----- Working data -----
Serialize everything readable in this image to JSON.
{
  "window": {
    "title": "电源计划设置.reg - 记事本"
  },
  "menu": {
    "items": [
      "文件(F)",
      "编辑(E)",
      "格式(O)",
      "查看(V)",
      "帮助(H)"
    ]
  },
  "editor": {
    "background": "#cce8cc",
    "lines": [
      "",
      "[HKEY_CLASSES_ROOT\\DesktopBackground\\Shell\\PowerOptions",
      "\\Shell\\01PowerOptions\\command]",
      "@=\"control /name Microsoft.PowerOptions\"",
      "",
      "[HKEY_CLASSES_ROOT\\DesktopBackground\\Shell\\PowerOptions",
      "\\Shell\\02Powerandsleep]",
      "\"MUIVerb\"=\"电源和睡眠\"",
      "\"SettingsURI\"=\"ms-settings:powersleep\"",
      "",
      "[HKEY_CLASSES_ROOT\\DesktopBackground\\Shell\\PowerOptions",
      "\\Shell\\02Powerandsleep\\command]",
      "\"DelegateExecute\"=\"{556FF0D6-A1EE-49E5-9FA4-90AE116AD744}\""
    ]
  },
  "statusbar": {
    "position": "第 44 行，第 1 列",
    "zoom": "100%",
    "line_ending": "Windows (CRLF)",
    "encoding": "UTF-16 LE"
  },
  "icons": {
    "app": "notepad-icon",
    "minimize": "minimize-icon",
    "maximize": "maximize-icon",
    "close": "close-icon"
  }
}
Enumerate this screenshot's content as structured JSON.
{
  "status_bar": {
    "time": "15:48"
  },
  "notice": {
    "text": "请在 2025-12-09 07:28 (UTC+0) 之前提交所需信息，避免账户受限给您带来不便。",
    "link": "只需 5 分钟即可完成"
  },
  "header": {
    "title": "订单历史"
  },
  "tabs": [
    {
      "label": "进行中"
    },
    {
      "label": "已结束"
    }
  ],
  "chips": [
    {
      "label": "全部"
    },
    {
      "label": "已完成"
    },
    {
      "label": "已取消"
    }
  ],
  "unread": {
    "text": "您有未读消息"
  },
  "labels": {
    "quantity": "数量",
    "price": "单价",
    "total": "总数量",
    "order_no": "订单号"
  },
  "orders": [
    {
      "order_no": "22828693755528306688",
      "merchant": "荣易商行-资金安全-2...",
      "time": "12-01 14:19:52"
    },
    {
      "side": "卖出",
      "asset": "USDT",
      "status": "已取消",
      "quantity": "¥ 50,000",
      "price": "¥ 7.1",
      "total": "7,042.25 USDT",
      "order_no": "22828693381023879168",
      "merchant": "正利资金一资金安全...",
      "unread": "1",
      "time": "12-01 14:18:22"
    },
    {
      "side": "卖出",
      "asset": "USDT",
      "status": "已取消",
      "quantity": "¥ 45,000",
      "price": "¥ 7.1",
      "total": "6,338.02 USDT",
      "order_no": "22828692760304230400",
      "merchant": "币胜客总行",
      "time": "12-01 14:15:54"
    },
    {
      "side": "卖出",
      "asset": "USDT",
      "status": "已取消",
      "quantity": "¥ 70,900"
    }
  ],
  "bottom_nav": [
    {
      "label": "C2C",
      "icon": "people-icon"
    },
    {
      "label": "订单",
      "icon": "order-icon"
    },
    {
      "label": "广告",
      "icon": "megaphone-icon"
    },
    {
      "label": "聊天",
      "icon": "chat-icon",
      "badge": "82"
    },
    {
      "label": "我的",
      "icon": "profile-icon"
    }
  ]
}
-----
Reproduce the whole listing word for word.

> Finished answer
Serialize everything readable in this image to JSON.
{
  "window": {
    "title": "电源计划设置.reg - 记事本"
  },
  "menu": {
    "items": [
      "文件(F)",
      "编辑(E)",
      "格式(O)",
      "查看(V)",
      "帮助(H)"
    ]
  },
  "editor": {
    "background": "#cce8cc",
    "lines": [
      "",
      "[HKEY_CLASSES_ROOT\\DesktopBackground\\Shell\\PowerOptions",
      "\\Shell\\01PowerOptions\\command]",
      "@=\"control /name Microsoft.PowerOptions\"",
      "",
      "[HKEY_CLASSES_ROOT\\DesktopBackground\\Shell\\PowerOptions",
      "\\Shell\\02Powerandsleep]",
      "\"MUIVerb\"=\"电源和睡眠\"",
      "\"SettingsURI\"=\"ms-settings:powersleep\"",
      "",
      "[HKEY_CLASSES_ROOT\\DesktopBackground\\Shell\\PowerOptions",
      "\\Shell\\02Powerandsleep\\command]",
      "\"DelegateExecute\"=\"{556FF0D6-A1EE-49E5-9FA4-90AE116AD744}\""
    ]
  },
  "statusbar": {
    "position": "第 44 行，第 1 列",
    "zoom": "100%",
    "line_ending": "Windows (CRLF)",
    "encoding": "UTF-16 LE"
  },
  "icons": {
    "app": "notepad-icon",
    "minimize": "minimize-icon",
    "maximize": "maximize-icon",
    "close": "close-icon"
  }
}
Enumerate this screenshot's content as structured JSON.
{
  "status_bar": {
    "time": "15:48"
  },
  "notice": {
    "text": "请在 2025-12-09 07:28 (UTC+0) 之前提交所需信息，避免账户受限给您带来不便。",
    "link": "只需 5 分钟即可完成"
  },
  "header": {
    "title": "订单历史"
  },
  "tabs": [
    {
      "label": "进行中"
    },
    {
      "label": "已结束"
    }
  ],
  "chips": [
    {
      "label": "全部"
    },
    {
      "label": "已完成"
    },
    {
      "label": "已取消"
    }
  ],
  "unread": {
    "text": "您有未读消息"
  },
  "labels": {
    "quantity": "数量",
    "price": "单价",
    "total": "总数量",
    "order_no": "订单号"
  },
  "orders": [
    {
      "order_no": "22828693755528306688",
      "merchant": "荣易商行-资金安全-2...",
      "time": "12-01 14:19:52"
    },
    {
      "side": "卖出",
      "asset": "USDT",
      "status": "已取消",
      "quantity": "¥ 50,000",
      "price": "¥ 7.1",
      "total": "7,042.25 USDT",
      "order_no": "22828693381023879168",
      "merchant": "正利资金一资金安全...",
      "unread": "1",
      "time": "12-01 14:18:22"
    },
    {
      "side": "卖出",
      "asset": "USDT",
      "status": "已取消",
      "quantity": "¥ 45,000",
      "price": "¥ 7.1",
      "total": "6,338.02 USDT",
      "order_no": "22828692760304230400",
      "merchant": "币胜客总行",
      "time": "12-01 14:15:54"
    },
    {
      "side": "卖出",
      "asset": "USDT",
      "status": "已取消",
      "quantity": "¥ 70,900"
    }
  ],
  "bottom_nav": [
    {
      "label": "C2C",
      "icon": "people-icon"
    },
    {
      "label": "订单",
      "icon": "order-icon"
    },
    {
      "label": "广告",
      "icon": "megaphone-icon"
    },
    {
      "label": "聊天",
      "icon": "chat-icon",
      "badge": "82"
    },
    {
      "label": "我的",
      "icon": "profile-icon"
    }
  ]
}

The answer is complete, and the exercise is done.